***** Dataset

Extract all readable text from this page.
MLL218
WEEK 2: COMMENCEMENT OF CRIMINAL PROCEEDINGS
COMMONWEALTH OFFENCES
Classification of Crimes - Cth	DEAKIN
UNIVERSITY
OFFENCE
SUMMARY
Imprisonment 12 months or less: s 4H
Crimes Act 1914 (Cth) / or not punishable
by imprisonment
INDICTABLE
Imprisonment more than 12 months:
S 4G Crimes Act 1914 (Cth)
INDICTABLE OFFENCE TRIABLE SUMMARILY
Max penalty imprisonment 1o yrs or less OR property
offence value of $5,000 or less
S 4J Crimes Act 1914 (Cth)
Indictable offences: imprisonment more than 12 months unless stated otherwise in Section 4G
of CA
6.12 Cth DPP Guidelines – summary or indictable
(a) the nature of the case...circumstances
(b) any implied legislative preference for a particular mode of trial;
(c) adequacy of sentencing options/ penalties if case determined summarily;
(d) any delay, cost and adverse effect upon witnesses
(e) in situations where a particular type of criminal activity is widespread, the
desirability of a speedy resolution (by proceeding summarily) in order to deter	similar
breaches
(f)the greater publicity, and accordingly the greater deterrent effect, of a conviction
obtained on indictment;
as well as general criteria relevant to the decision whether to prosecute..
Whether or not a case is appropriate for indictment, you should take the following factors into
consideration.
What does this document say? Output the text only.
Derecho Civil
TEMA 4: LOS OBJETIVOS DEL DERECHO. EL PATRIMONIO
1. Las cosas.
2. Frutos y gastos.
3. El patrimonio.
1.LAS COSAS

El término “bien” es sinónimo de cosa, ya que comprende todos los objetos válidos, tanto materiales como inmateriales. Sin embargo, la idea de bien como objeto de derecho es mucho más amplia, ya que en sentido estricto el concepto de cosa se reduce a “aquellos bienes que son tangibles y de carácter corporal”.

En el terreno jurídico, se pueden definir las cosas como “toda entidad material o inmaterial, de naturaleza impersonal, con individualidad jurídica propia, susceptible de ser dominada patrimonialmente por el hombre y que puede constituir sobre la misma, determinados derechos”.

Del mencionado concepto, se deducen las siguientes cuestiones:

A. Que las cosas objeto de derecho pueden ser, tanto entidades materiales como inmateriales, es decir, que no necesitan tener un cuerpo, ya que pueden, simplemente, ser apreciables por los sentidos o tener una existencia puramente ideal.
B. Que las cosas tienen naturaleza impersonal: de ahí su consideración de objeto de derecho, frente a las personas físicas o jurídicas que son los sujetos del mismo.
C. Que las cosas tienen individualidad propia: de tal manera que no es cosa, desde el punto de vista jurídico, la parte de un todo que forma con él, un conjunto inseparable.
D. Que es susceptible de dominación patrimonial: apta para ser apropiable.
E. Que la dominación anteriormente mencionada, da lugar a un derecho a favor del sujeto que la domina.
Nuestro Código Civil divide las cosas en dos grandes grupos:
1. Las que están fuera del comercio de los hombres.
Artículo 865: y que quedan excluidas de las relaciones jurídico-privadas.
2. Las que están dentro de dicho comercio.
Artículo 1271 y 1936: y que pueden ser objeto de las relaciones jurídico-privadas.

**********

Goal of the exercise
Working from the listing above, pick out every line that has "more" and copy it.

Correct output
Imprisonment more than 12 months:
Indictable offences: imprisonment more than 12 months unless stated otherwise in Section 4G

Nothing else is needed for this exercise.